PROBLEM: In the entries below, find the lines that contain the word "programming" and copy them.

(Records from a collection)
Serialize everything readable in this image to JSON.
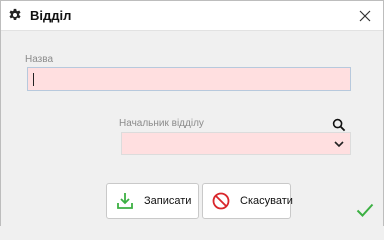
{
  "window": {
    "title": "Відділ",
    "title_icon": "gear-icon",
    "close_icon": "close-icon"
  },
  "form": {
    "name": {
      "label": "Назва",
      "value": ""
    },
    "department_head": {
      "label": "Начальник відділу",
      "value": "",
      "search_icon": "search-icon",
      "dropdown_icon": "chevron-down-icon"
    }
  },
  "buttons": {
    "save_label": "Записати",
    "save_icon": "download-icon",
    "cancel_label": "Скасувати",
    "cancel_icon": "prohibited-icon"
  },
  "status": {
    "icon": "checkmark-icon"
  },
  "colors": {
    "required_field_bg": "#ffdfe0",
    "accent_green": "#3cb043",
    "cancel_red": "#d9262b"
  }
}
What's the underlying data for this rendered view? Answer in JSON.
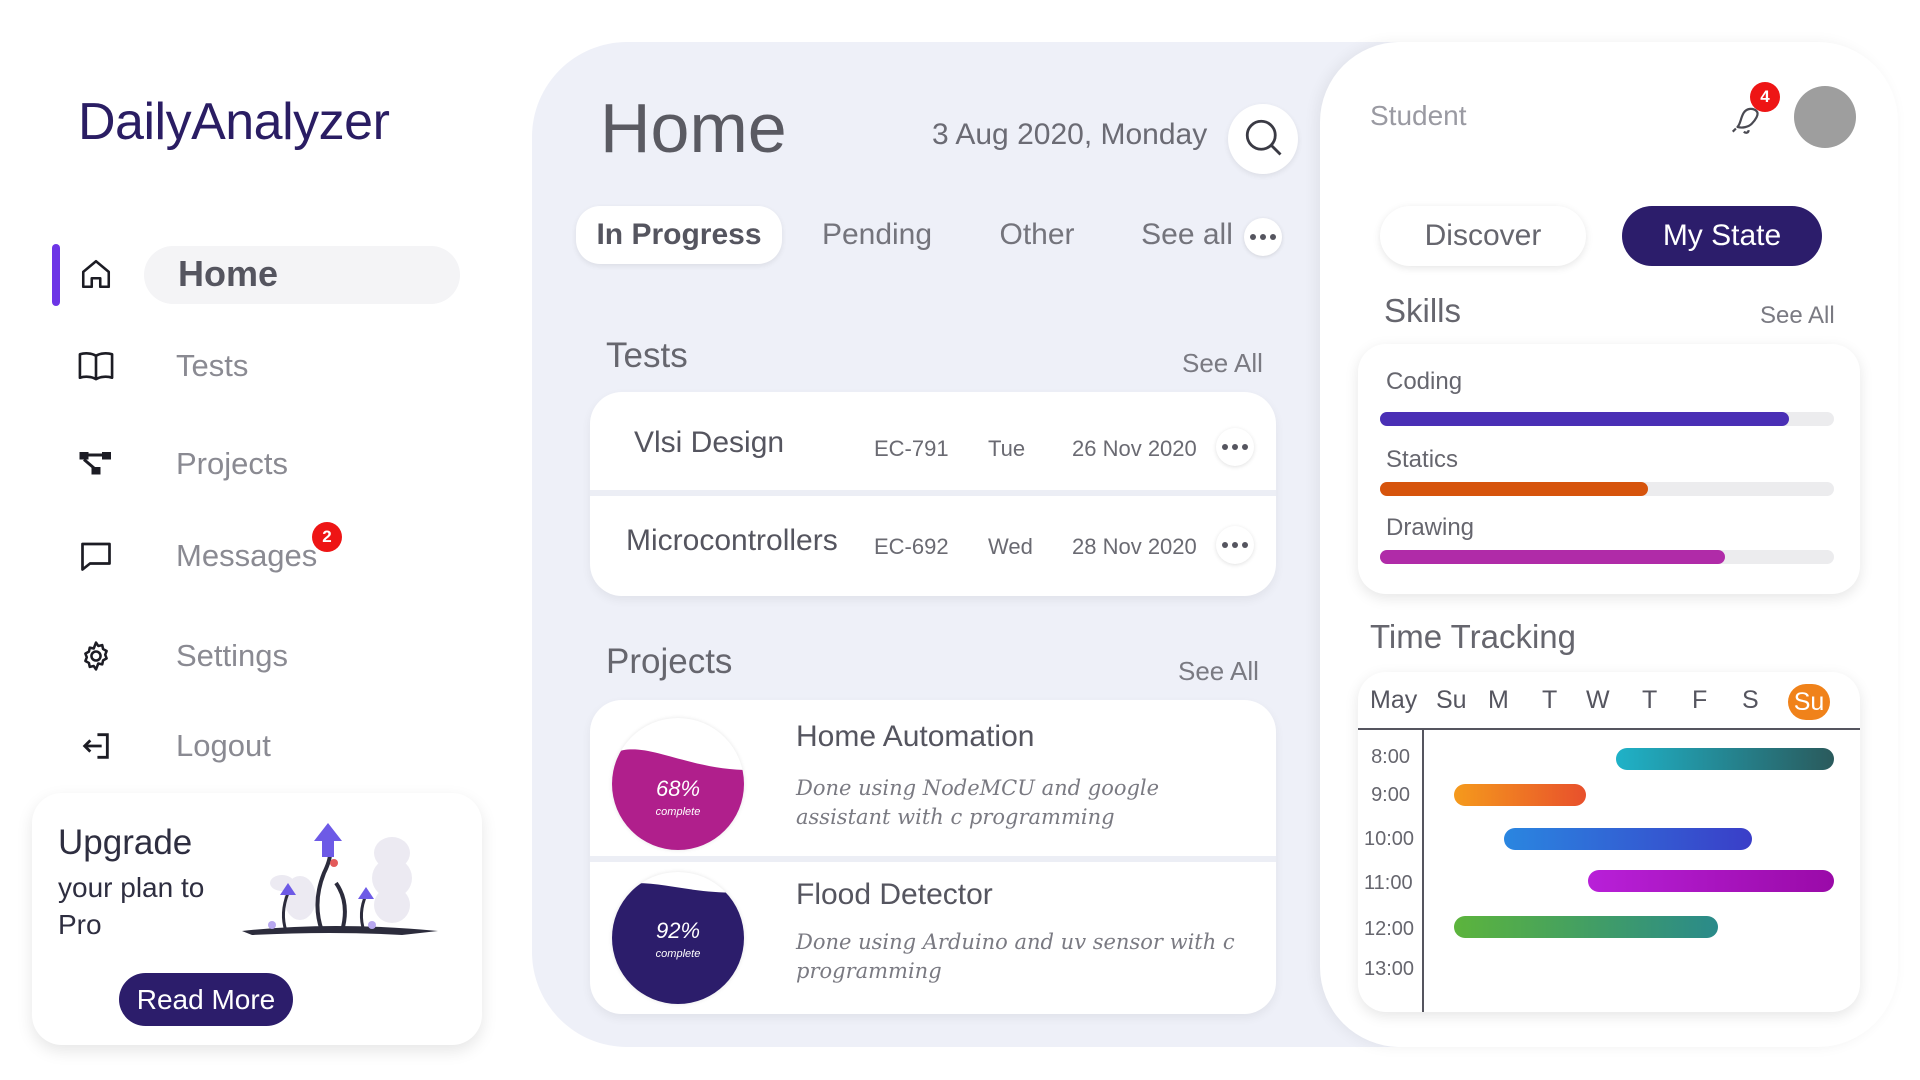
{
  "app": {
    "title": "DailyAnalyzer"
  },
  "sidebar": {
    "items": [
      {
        "label": "Home",
        "icon": "home-icon",
        "active": true
      },
      {
        "label": "Tests",
        "icon": "book-icon"
      },
      {
        "label": "Projects",
        "icon": "network-icon"
      },
      {
        "label": "Messages",
        "icon": "message-icon",
        "badge": "2"
      },
      {
        "label": "Settings",
        "icon": "gear-icon"
      },
      {
        "label": "Logout",
        "icon": "logout-icon"
      }
    ],
    "upgrade": {
      "title": "Upgrade",
      "text": "your plan to Pro",
      "button": "Read More"
    }
  },
  "header": {
    "title": "Home",
    "date": "3 Aug 2020, Monday",
    "search_icon": "search-icon"
  },
  "tabs": [
    {
      "label": "In Progress",
      "active": true
    },
    {
      "label": "Pending"
    },
    {
      "label": "Other"
    },
    {
      "label": "See all"
    }
  ],
  "tests": {
    "title": "Tests",
    "see_all": "See All",
    "rows": [
      {
        "name": "Vlsi Design",
        "code": "EC-791",
        "day": "Tue",
        "date": "26 Nov 2020"
      },
      {
        "name": "Microcontrollers",
        "code": "EC-692",
        "day": "Wed",
        "date": "28 Nov 2020"
      }
    ]
  },
  "projects": {
    "title": "Projects",
    "see_all": "See All",
    "items": [
      {
        "name": "Home Automation",
        "desc": "Done using NodeMCU and google assistant with c programming",
        "percent": "68%",
        "progress": 0.68,
        "status": "complete",
        "color": "#b01f8c"
      },
      {
        "name": "Flood Detector",
        "desc": "Done using Arduino and uv sensor with c programming",
        "percent": "92%",
        "progress": 0.92,
        "status": "complete",
        "color": "#2c1d6b"
      }
    ]
  },
  "right_panel": {
    "role": "Student",
    "notifications": "4",
    "discover": "Discover",
    "my_state": "My State",
    "skills": {
      "title": "Skills",
      "see_all": "See All",
      "items": [
        {
          "label": "Coding",
          "level": 0.9,
          "color": "#4a2fb5"
        },
        {
          "label": "Statics",
          "level": 0.59,
          "color": "#d6540c"
        },
        {
          "label": "Drawing",
          "level": 0.76,
          "color": "#b02ba8"
        }
      ]
    },
    "time_tracking": {
      "title": "Time Tracking",
      "month": "May",
      "days": [
        "Su",
        "M",
        "T",
        "W",
        "T",
        "F",
        "S",
        "Su"
      ],
      "highlight_day": "Su",
      "times": [
        "8:00",
        "9:00",
        "10:00",
        "11:00",
        "12:00",
        "13:00"
      ],
      "accent": "#f0821a"
    }
  }
}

FINAL ANSWER:
        "desc": "Done using NodeMCU and google assistant with c programming",
        "desc": "Done using Arduino and uv sensor with c programming",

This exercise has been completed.